WHAT TO WORK ON
In the rows from the line with "validity-month: марта (256, 521, 290, 535)" to the line with "issued-to-line-1: муниципальному казенному", rename "seal-place-label" to "stamp-place-label" and reproduce only those lines, leaving everything else unchanged.

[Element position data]
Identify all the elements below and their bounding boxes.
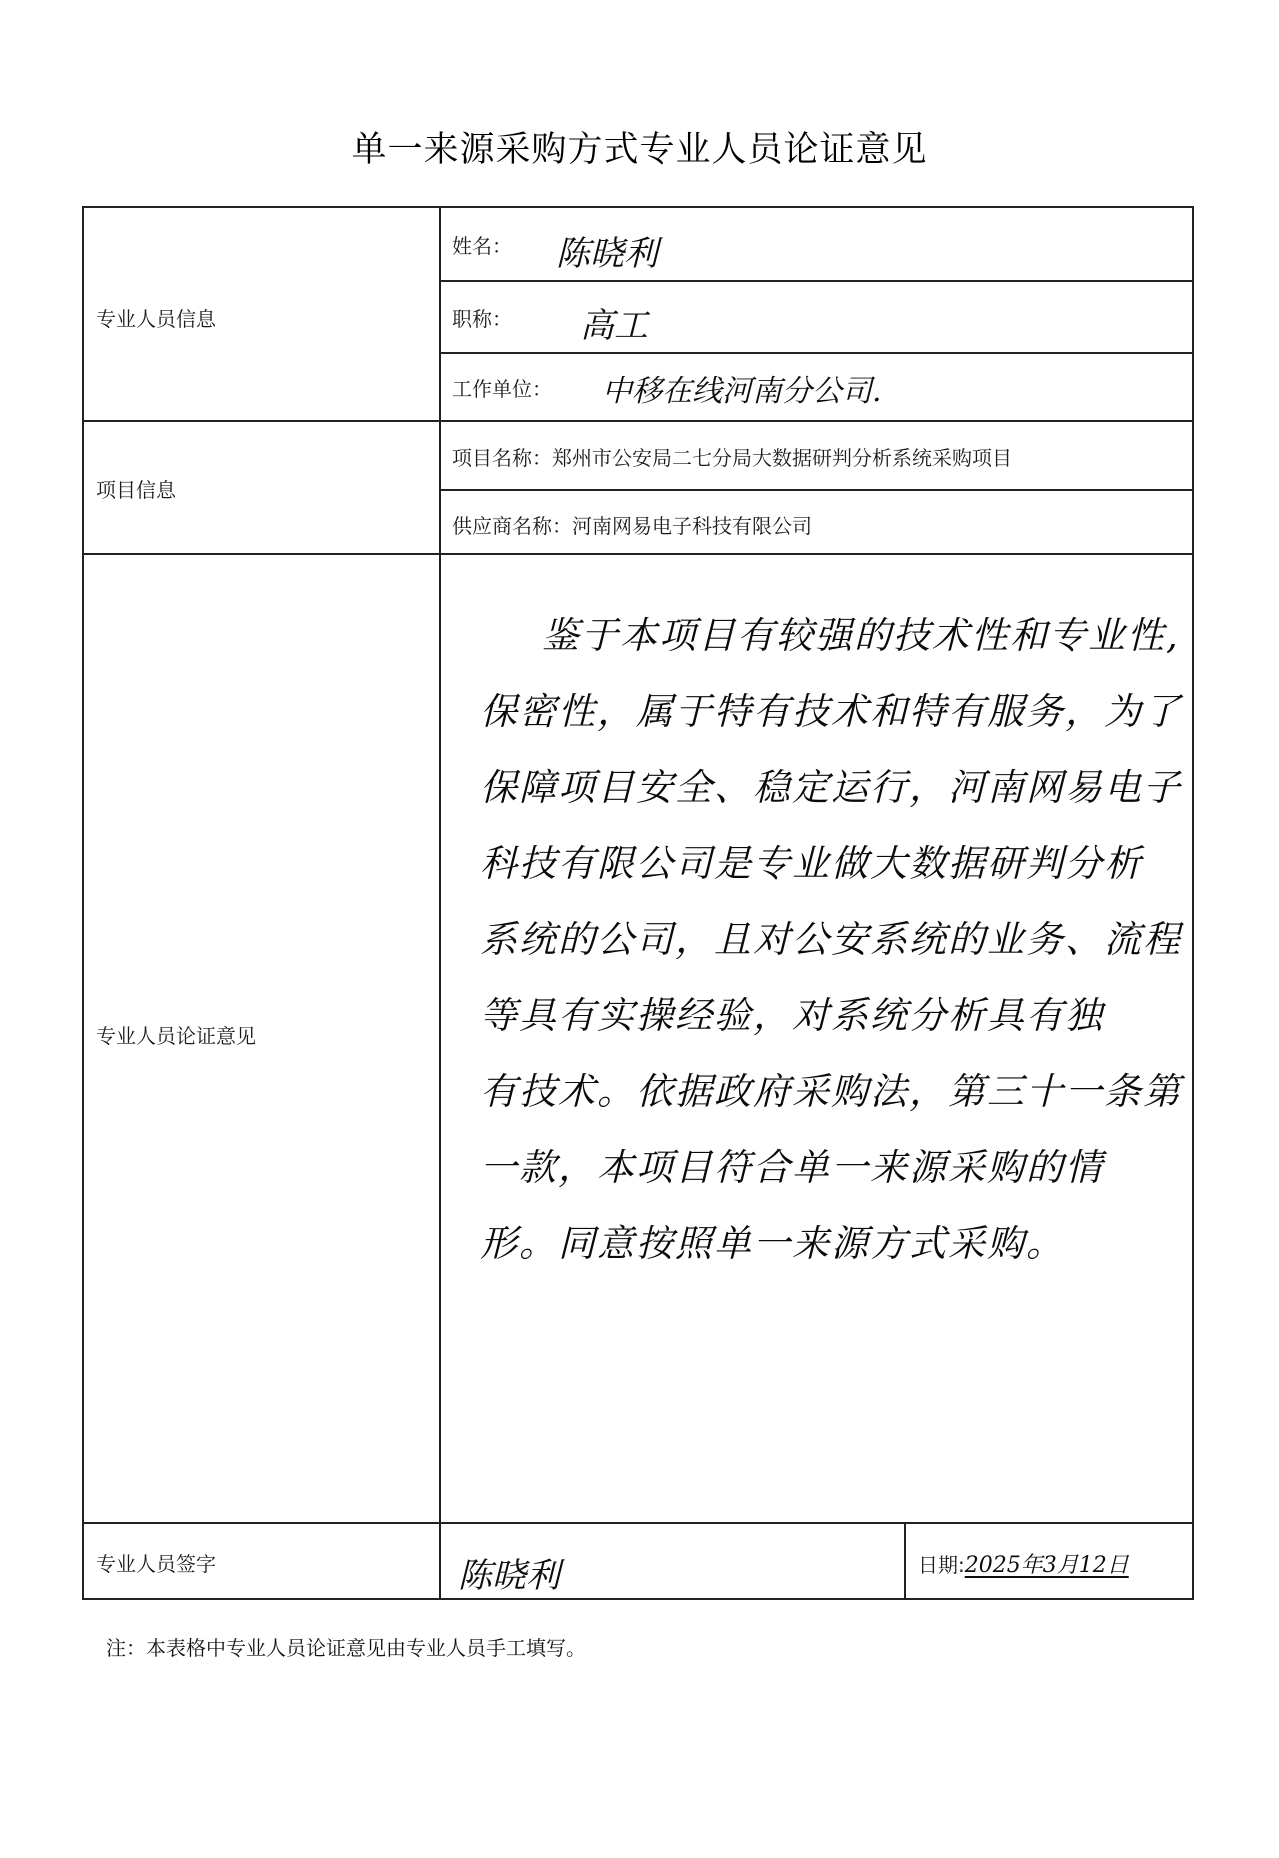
date-value: 2025年3月12日 xyxy=(965,1553,1129,1578)
row-divider-project xyxy=(439,489,1194,491)
date-field: 日期:2025年3月12日 xyxy=(918,1548,1129,1579)
field-value-title: 高工 xyxy=(580,298,648,347)
opinion-line: 系统的公司，且对公安系统的业务、流程 xyxy=(480,902,1160,978)
section-label-project: 项目信息 xyxy=(96,474,176,503)
field-label-title: 职称： xyxy=(452,303,512,332)
opinion-handwritten-text: 鉴于本项目有较强的技术性和专业性, 保密性，属于特有技术和特有服务，为了 保障项… xyxy=(480,598,1160,1282)
table-border-right xyxy=(1192,206,1194,1600)
supplier-label: 供应商名称： xyxy=(452,514,572,538)
column-divider xyxy=(439,206,441,1600)
section-divider-1 xyxy=(82,420,1194,422)
opinion-line: 一款，本项目符合单一来源采购的情 xyxy=(480,1130,1160,1206)
section-label-signature: 专业人员签字 xyxy=(96,1548,216,1577)
section-label-opinion: 专业人员论证意见 xyxy=(96,1020,256,1049)
section-label-personnel: 专业人员信息 xyxy=(96,303,216,332)
table-border-bottom xyxy=(82,1598,1194,1600)
date-cell-divider xyxy=(904,1522,906,1600)
supplier-value: 河南网易电子科技有限公司 xyxy=(572,514,812,538)
opinion-line: 有技术。依据政府采购法，第三十一条第 xyxy=(480,1054,1160,1130)
opinion-line: 鉴于本项目有较强的技术性和专业性, xyxy=(480,598,1160,674)
field-label-project-name: 项目名称：郑州市公安局二七分局大数据研判分析系统采购项目 xyxy=(452,442,1012,471)
row-divider-title xyxy=(439,352,1194,354)
date-label: 日期: xyxy=(918,1553,965,1577)
opinion-line: 等具有实操经验，对系统分析具有独 xyxy=(480,978,1160,1054)
footnote: 注：本表格中专业人员论证意见由专业人员手工填写。 xyxy=(106,1632,586,1661)
section-divider-3 xyxy=(82,1522,1194,1524)
field-label-work-unit: 工作单位： xyxy=(452,373,552,402)
document-title: 单一来源采购方式专业人员论证意见 xyxy=(0,122,1279,172)
field-label-name: 姓名： xyxy=(452,230,512,259)
signature-value: 陈晓利 xyxy=(458,1548,560,1597)
section-divider-2 xyxy=(82,553,1194,555)
opinion-line: 保密性，属于特有技术和特有服务，为了 xyxy=(480,674,1160,750)
field-value-name: 陈晓利 xyxy=(556,226,658,275)
table-border-left xyxy=(82,206,84,1600)
row-divider-name xyxy=(439,280,1194,282)
project-name-value: 郑州市公安局二七分局大数据研判分析系统采购项目 xyxy=(552,446,1012,470)
opinion-line: 科技有限公司是专业做大数据研判分析 xyxy=(480,826,1160,902)
field-label-supplier: 供应商名称：河南网易电子科技有限公司 xyxy=(452,510,812,539)
project-name-label: 项目名称： xyxy=(452,446,552,470)
opinion-line: 保障项目安全、稳定运行，河南网易电子 xyxy=(480,750,1160,826)
table-border-top xyxy=(82,206,1194,208)
opinion-line: 形。同意按照单一来源方式采购。 xyxy=(480,1206,1160,1282)
field-value-work-unit: 中移在线河南分公司. xyxy=(602,366,882,410)
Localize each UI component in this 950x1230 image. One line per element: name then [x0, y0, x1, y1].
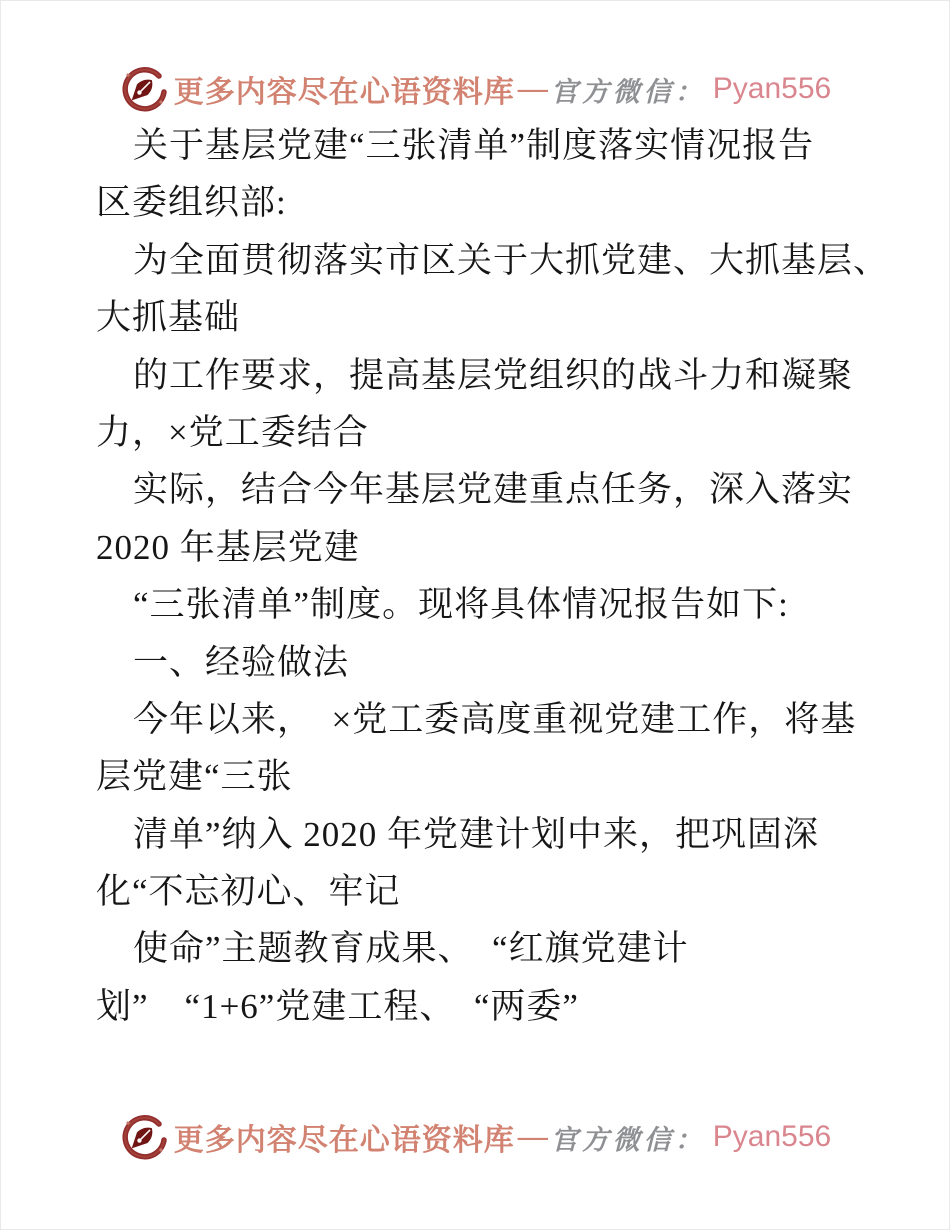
pen-nib-swirl-icon: [119, 65, 167, 113]
watermark-brand-text: 更多内容尽在心语资料库: [174, 67, 515, 111]
text-line: 力，×党工委结合: [96, 404, 886, 461]
watermark-footer: 更多内容尽在心语资料库—官方微信： Pyan556: [1, 1113, 949, 1161]
text-line: 大抓基础: [96, 289, 886, 346]
watermark-wechat-label: 官方微信：: [551, 70, 706, 109]
text-line: 的工作要求，提高基层党组织的战斗力和凝聚: [96, 347, 886, 404]
watermark-wechat-label: 官方微信：: [551, 1118, 706, 1157]
document-title: 关于基层党建“三张清单”制度落实情况报告: [96, 117, 886, 174]
text-line: 今年以来， ×党工委高度重视党建工作，将基: [96, 691, 886, 748]
document-body: 关于基层党建“三张清单”制度落实情况报告 区委组织部:为全面贯彻落实市区关于大抓…: [96, 117, 886, 1035]
text-line: 实际，结合今年基层党建重点任务，深入落实: [96, 461, 886, 518]
text-line: “三张清单”制度。现将具体情况报告如下:: [96, 576, 886, 633]
watermark-header: 更多内容尽在心语资料库—官方微信： Pyan556: [1, 65, 949, 113]
text-line: 化“不忘初心、牢记: [96, 863, 886, 920]
watermark-wechat-account: Pyan556: [713, 72, 831, 106]
text-line: 区委组织部:: [96, 174, 886, 231]
text-line: 为全面贯彻落实市区关于大抓党建、大抓基层、: [96, 232, 886, 289]
text-line: 一、经验做法: [96, 634, 886, 691]
document-page: 更多内容尽在心语资料库—官方微信： Pyan556 关于基层党建“三张清单”制度…: [0, 0, 950, 1230]
text-line: 2020 年基层党建: [96, 519, 886, 576]
watermark-dash: —: [518, 1120, 548, 1154]
watermark-dash: —: [518, 72, 548, 106]
text-line: 使命”主题教育成果、 “红旗党建计: [96, 920, 886, 977]
watermark-wechat-account: Pyan556: [713, 1120, 831, 1154]
text-line: 清单”纳入 2020 年党建计划中来，把巩固深: [96, 806, 886, 863]
watermark-brand-text: 更多内容尽在心语资料库: [174, 1115, 515, 1159]
pen-nib-swirl-icon: [119, 1113, 167, 1161]
text-line: 层党建“三张: [96, 748, 886, 805]
text-line: 划” “1+6”党建工程、 “两委”: [96, 978, 886, 1035]
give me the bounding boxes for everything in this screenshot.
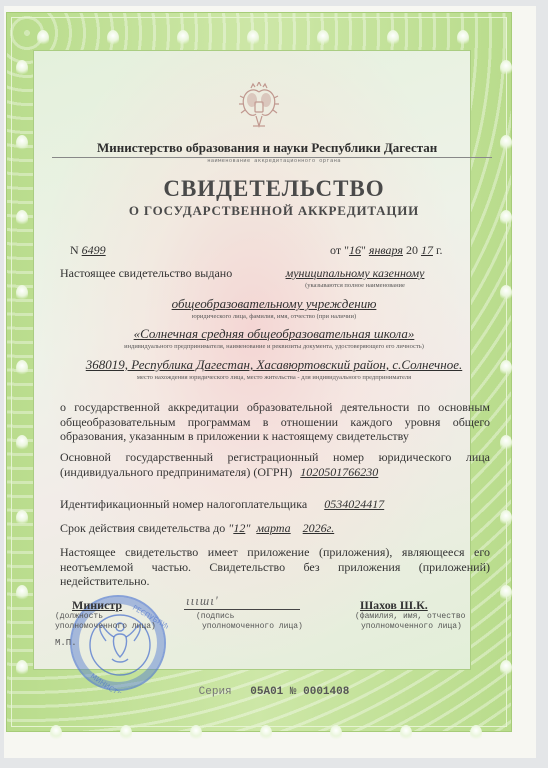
validity-month: марта (256, 521, 290, 535)
document-subtitle: О ГОСУДАРСТВЕННОЙ АККРЕДИТАЦИИ (0, 203, 548, 219)
inn-value: 0534024417 (324, 497, 384, 511)
accreditation-paragraph: о государственной аккредитации образоват… (60, 400, 490, 444)
signature-caption: (подпись уполномоченного лица) (196, 612, 303, 632)
issue-year: 17 (421, 243, 433, 257)
caption-full-name: (указываются полное наименование (270, 282, 440, 289)
issued-to-line-2: общеобразовательному учреждению (0, 296, 548, 312)
seal-place-label: М.П. (55, 638, 77, 648)
validity-year: 2026г. (303, 521, 335, 535)
signatory-name: Шахов Ш.К. (360, 598, 428, 613)
issued-to-line-1: муниципальному казенному (275, 266, 435, 281)
appendix-note: Настоящее свидетельство имеет приложение… (60, 545, 490, 589)
name-caption: (фамилия, имя, отчество уполномоченного … (355, 612, 465, 632)
authority-caption: наименование аккредитационного органа (0, 158, 548, 164)
certificate-number: N 6499 (70, 243, 106, 258)
handwritten-signature: ɩɩɩɯɩ' (186, 593, 219, 609)
document-title: СВИДЕТЕЛЬСТВО (0, 176, 548, 202)
series-code: 05А01 (250, 686, 283, 698)
position-caption: (должность уполномоченного лица) (55, 612, 156, 632)
caption-address: место нахождения юридического лица, мест… (0, 374, 548, 381)
organization-name: «Солнечная средняя общеобразовательная ш… (0, 326, 548, 342)
issue-month: января (369, 243, 403, 257)
issued-label: Настоящее свидетельство выдано (60, 266, 232, 281)
organization-address: 368019, Республика Дагестан, Хасавюртовс… (0, 357, 548, 373)
issue-day: 16 (349, 243, 361, 257)
signatory-position: Министр (72, 598, 122, 613)
validity-day: 12 (233, 521, 245, 535)
ogrn-value: 1020501766230 (300, 465, 378, 479)
issue-date: от "16" января 20 17 г. (330, 243, 443, 258)
certificate-number-value: 6499 (82, 243, 106, 257)
validity-paragraph: Срок действия свидетельства до "12" март… (60, 521, 490, 536)
inn-paragraph: Идентификационный номер налогоплательщик… (60, 497, 490, 512)
caption-entrepreneur: индивидуального предпринимателя, наимено… (0, 343, 548, 350)
ogrn-paragraph: Основной государственный регистрационный… (60, 450, 490, 479)
russian-eagle-icon (236, 82, 282, 132)
issuing-authority: Министерство образования и науки Республ… (97, 140, 437, 156)
signature-line (184, 609, 300, 610)
series-number: Серия 05А01 № 0001408 (0, 686, 548, 698)
caption-legal-entity: юридического лица, фамилия, имя, отчеств… (0, 313, 548, 320)
serial-number: 0001408 (303, 686, 349, 698)
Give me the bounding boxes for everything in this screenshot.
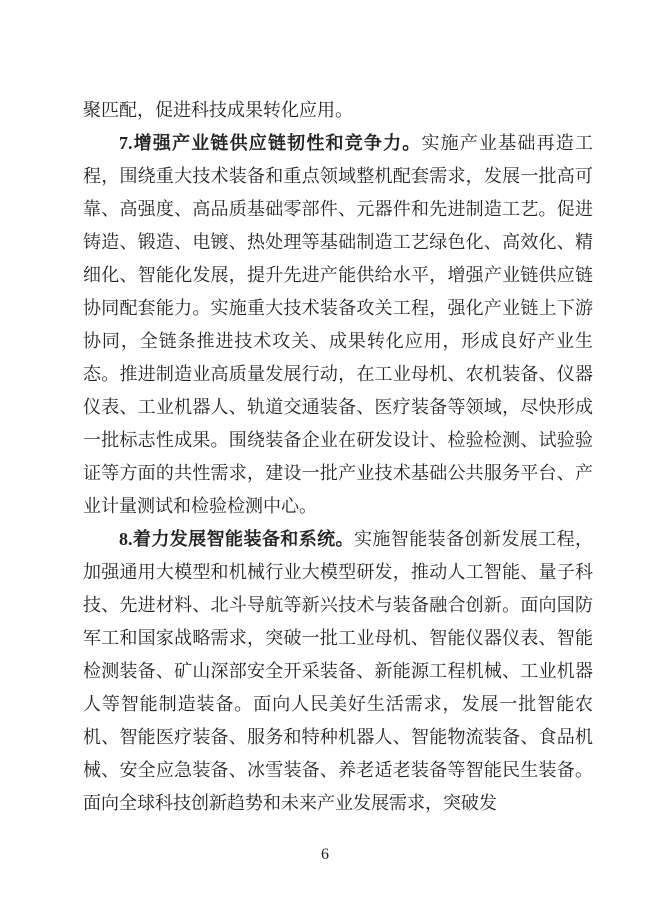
page-body: 聚匹配，促进科技成果转化应用。 7.增强产业链供应链韧性和竞争力。实施产业基础再… (83, 94, 593, 820)
paragraph-8-text: 实施智能装备创新发展工程，加强通用大模型和机械行业大模型研发，推动人工智能、量子… (83, 529, 593, 813)
paragraph-8-lead: 8.着力发展智能装备和系统。 (119, 529, 354, 549)
document-page: 聚匹配，促进科技成果转化应用。 7.增强产业链供应链韧性和竞争力。实施产业基础再… (0, 0, 650, 919)
paragraph-7-lead: 7.增强产业链供应链韧性和竞争力。 (119, 133, 422, 153)
paragraph-7: 7.增强产业链供应链韧性和竞争力。实施产业基础再造工程，围绕重大技术装备和重点领… (83, 127, 593, 523)
paragraph-continuation: 聚匹配，促进科技成果转化应用。 (83, 94, 593, 127)
page-number: 6 (0, 845, 650, 865)
paragraph-8: 8.着力发展智能装备和系统。实施智能装备创新发展工程，加强通用大模型和机械行业大… (83, 523, 593, 820)
paragraph-7-text: 实施产业基础再造工程，围绕重大技术装备和重点领域整机配套需求，发展一批高可靠、高… (83, 133, 593, 516)
paragraph-continuation-text: 聚匹配，促进科技成果转化应用。 (83, 100, 353, 120)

WRITTEN ANSWER
validity-month: марта (256, 521, 290, 535)
document-subtitle: О ГОСУДАРСТВЕННОЙ АККРЕДИТАЦИИ (0, 203, 548, 219)
inn-value: 0534024417 (324, 497, 384, 511)
accreditation-paragraph: о государственной аккредитации образоват… (60, 400, 490, 444)
signature-caption: (подпись уполномоченного лица) (196, 612, 303, 632)
issue-year: 17 (421, 243, 433, 257)
caption-full-name: (указываются полное наименование (270, 282, 440, 289)
issued-to-line-2: общеобразовательному учреждению (0, 296, 548, 312)
stamp-place-label: М.П. (55, 638, 77, 648)
validity-year: 2026г. (303, 521, 335, 535)
signatory-name: Шахов Ш.К. (360, 598, 428, 613)
issued-to-line-1: муниципальному казенному (275, 266, 435, 281)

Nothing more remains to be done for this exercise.